What is required:
Extract the text of each entry below exactly, leaving every image behind.

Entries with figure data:
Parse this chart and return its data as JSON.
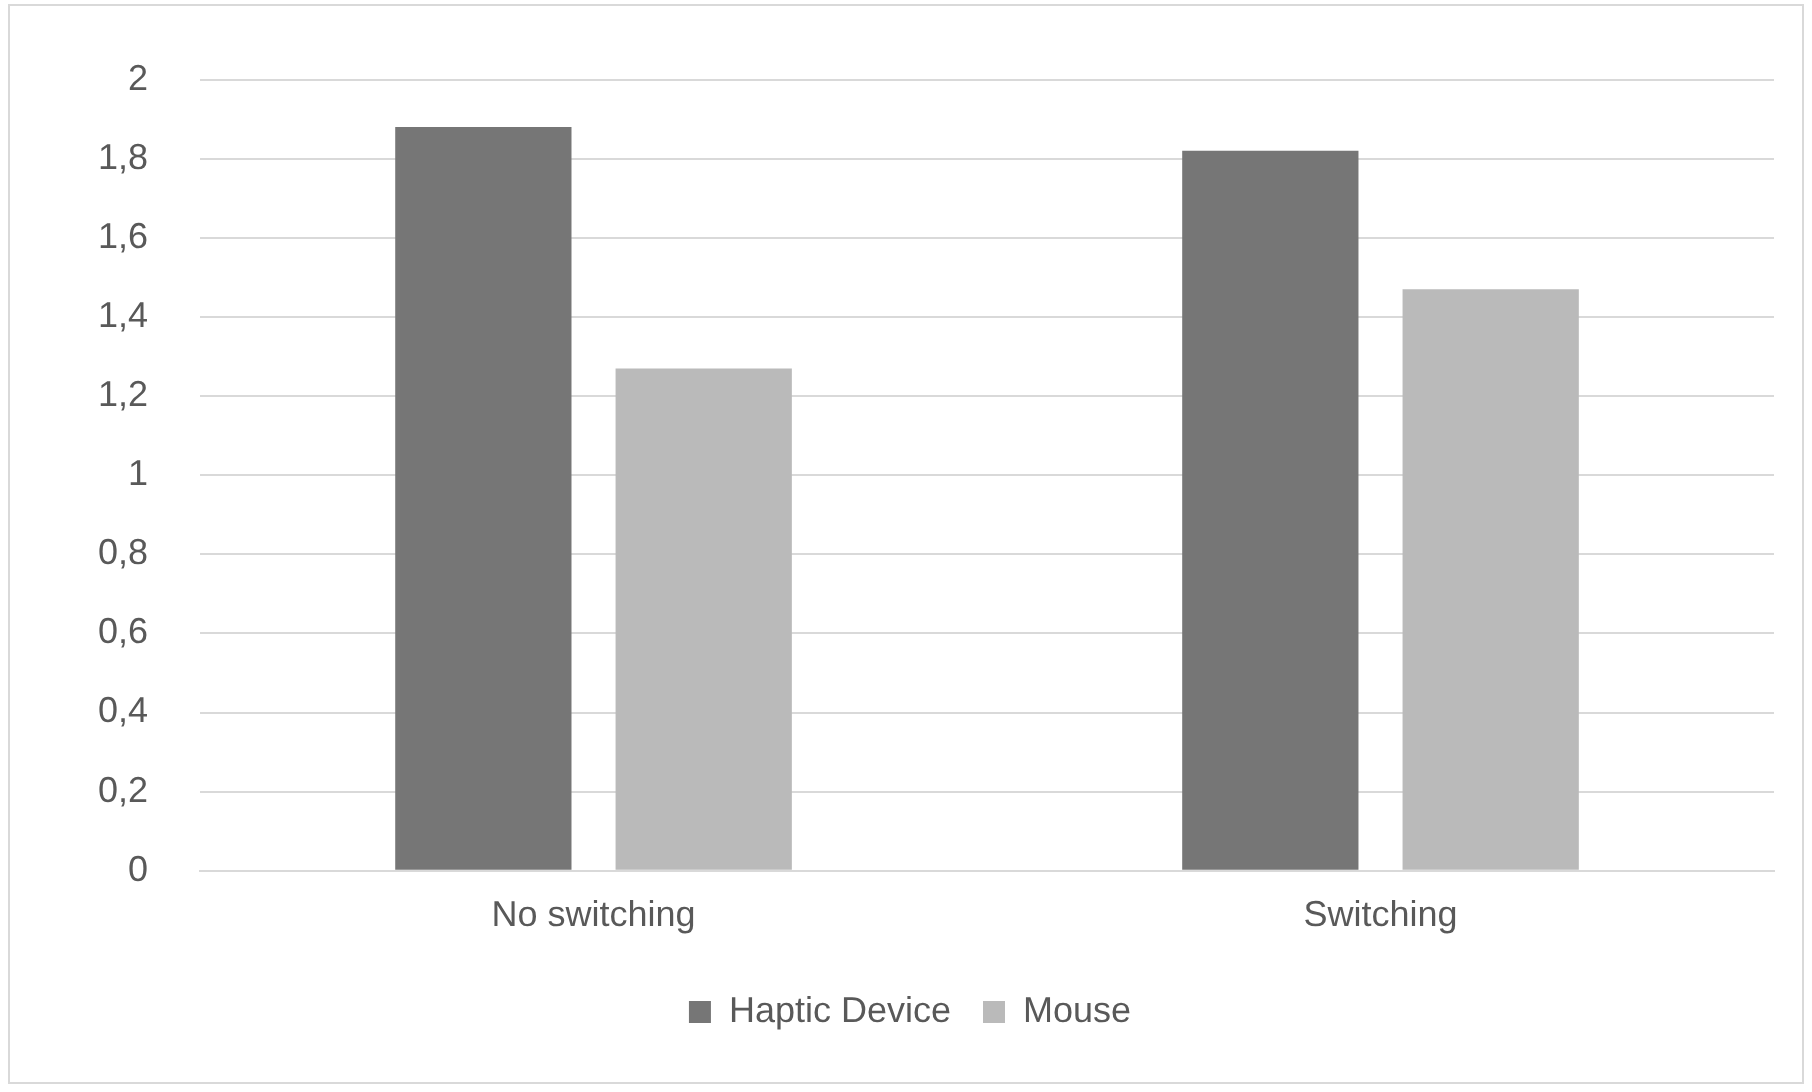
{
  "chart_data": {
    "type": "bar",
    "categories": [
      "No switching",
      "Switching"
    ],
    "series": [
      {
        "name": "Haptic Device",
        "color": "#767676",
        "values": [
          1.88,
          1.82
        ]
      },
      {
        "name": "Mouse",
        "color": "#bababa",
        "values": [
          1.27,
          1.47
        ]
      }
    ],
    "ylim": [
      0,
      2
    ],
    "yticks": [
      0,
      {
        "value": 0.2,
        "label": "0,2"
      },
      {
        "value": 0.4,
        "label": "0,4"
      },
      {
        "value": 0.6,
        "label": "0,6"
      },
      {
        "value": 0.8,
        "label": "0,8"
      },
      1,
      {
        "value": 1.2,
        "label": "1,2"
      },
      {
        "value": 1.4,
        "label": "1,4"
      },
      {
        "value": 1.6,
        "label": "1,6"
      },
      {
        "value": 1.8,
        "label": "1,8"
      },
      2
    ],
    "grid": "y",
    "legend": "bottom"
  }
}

Solution below:
Parse this chart and return its data as JSON.
{
  "chart_data": {
    "type": "bar",
    "categories": [
      "No switching",
      "Switching"
    ],
    "series": [
      {
        "name": "Haptic Device",
        "color": "#767676",
        "values": [
          1.88,
          1.82
        ]
      },
      {
        "name": "Mouse",
        "color": "#bababa",
        "values": [
          1.27,
          1.47
        ]
      }
    ],
    "ylim": [
      0,
      2
    ],
    "yticks": [
      0,
      {
        "value": 0.2,
        "label": "0,2"
      },
      {
        "value": 0.4,
        "label": "0,4"
      },
      {
        "value": 0.6,
        "label": "0,6"
      },
      {
        "value": 0.8,
        "label": "0,8"
      },
      1,
      {
        "value": 1.2,
        "label": "1,2"
      },
      {
        "value": 1.4,
        "label": "1,4"
      },
      {
        "value": 1.6,
        "label": "1,6"
      },
      {
        "value": 1.8,
        "label": "1,8"
      },
      2
    ],
    "grid": "y",
    "legend": "bottom"
  }
}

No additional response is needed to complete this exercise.